■ Set task 1 ■
In the text on water-saving irrigation in China below, turn the paragraph beginning "But the positive effect of WSI" into a brief list that keeps its main facts.
■ Set task 2 ■
Carry the text on water-saving irrigation in China below forward from its final sentence.

■ Text block ■

━━━

It is found that in China WSI can make positive contribution to GHG emission reduction. From 2007 to 2009, CO 2 emission reduction realized through WSI stands at 10.62 ~ 12.88 Mt each year, accounting for 21.92% ~ 26.58% energy emission from the agricultural sector (NDRCC 2004). But it should be noted that for practices that need pressurization such as SI and LI, when the pumping head is lower than the critical energy-saving head, pressurization consumes more energy than what WSI can save and causes more emissions than the traditional irrigation. When the pressurized head is known, the critical energy-saving head (Hc) can be calculated by the equation: \( {\text{HC}} = \left( {1 - \delta } \right)*{\text{H}}\prime *\frac{\eta }{{\eta \prime }} \) (the meaning of each factor is the same as above). So when the two WSI measures are preferred, the local geographic conditions and equipment parameters should be taken into consideration.
But the positive effect of WSI in GHG emission reduction in China is confirmed, and with the expansion of WSI, more reductions will be achieved. According to the “National water-saving irrigation planning” (MWRC 2006), by 2020, the water-saving irrigation acreage will be up to 51 Mhm 2. By that time the CO 2 emission reduced through water-saving irrigation can be up to about 20 ~ 25Mt per year.
Due to the lack of available data, in calculation, this paper does not consider the additional greenhouse gas emissions caused in the penetration of WSI (the process of production, transport, and installation of materials and equipment), which needs further research.

4.2 Role of WSI in climate change adaptation

Water scarcity is already a critical concern in parts of the world (Fedoroff et al. 2010) and the availability of water resources is one of the major crises with overarching implications for many other problems, especially poverty, hunger, ecosystem degradation, climate change, and even world peace (Khan and Hanjra 2009). Continued increase in demand for water by non-agricultural uses, such as urban and industrial uses have put irrigation water demand under greater scrutiny and threatened food security (Fedoroff et al. 2010). Further, it is believed that climate change will increase water scarcity in the coming decades (Lobell et al. 2008, Xiong et al. 2010). Therefore strategies that ensure sustainable use of the limited water resources are of absolute necessity. Such strategies should support not only the safety and health of the environment, but also ensure sufficient agricultural production to feed the growing population (Foster and Perry 2010; Moiwo et al. 2010; Yang et al. 2010).

━━━

■ Provided data ■
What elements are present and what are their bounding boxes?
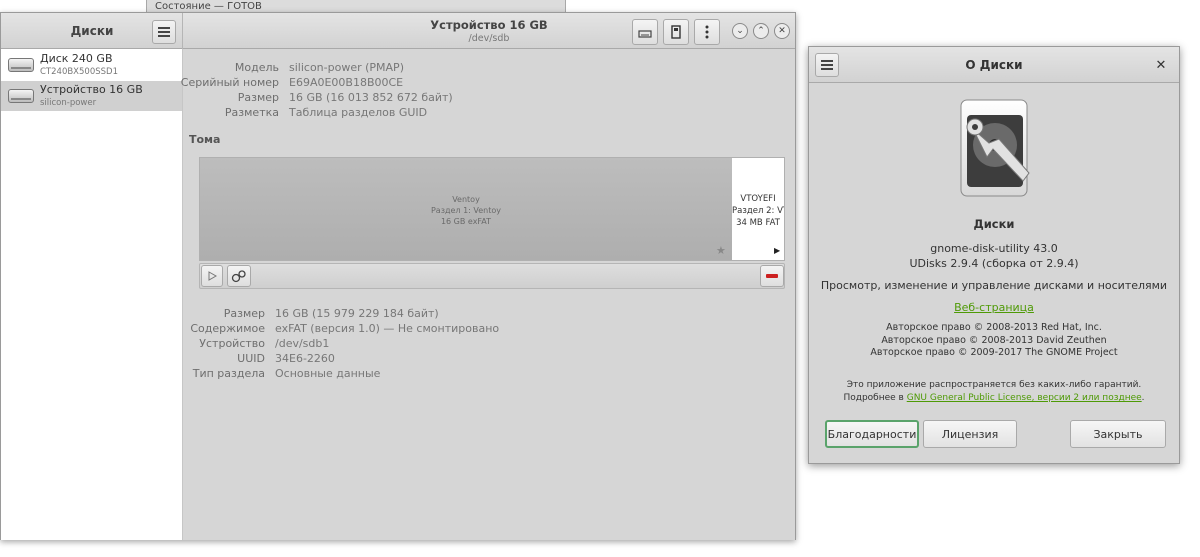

━━━

■ Right answer 1 ■
- WSI's positive effect on reducing greenhouse gas emissions in China is confirmed, and expanding WSI will bring further reductions.
- Under the "National water-saving irrigation planning" (MWRC 2006), water-saving irrigation acreage is set to reach 51 Mhm² by 2020.
- By then, the CO₂ emissions cut through water-saving irrigation could reach about 20–25 Mt per year.

■ Right answer 2 ■
Studies have indicated that these constraints can be overcome by adopting WSI practices, which can minimise the impact of water scarcity, partially meet water demand for food production (Falkenmark and Molden 2008) and increase water productivity (Belder et al. 2005; Kato et al. 2009). This study also indicates such results.
Based on this research, it is found that the exiting WSI in China can save water of about 30 Bm 3 per year, accounting for about 8% of the total agricultural water demand. Proportionally, speaking, the saved water can irrigate additional 3.8 ~ 7.8 Mhm 2 acreage. If the newly increased acreage is exploited for food production, according to the per capita average annual grain consumption (CAYEC 2008, 2009, 2010), the output can feed 0.73 ~ 1.51 hundred million people.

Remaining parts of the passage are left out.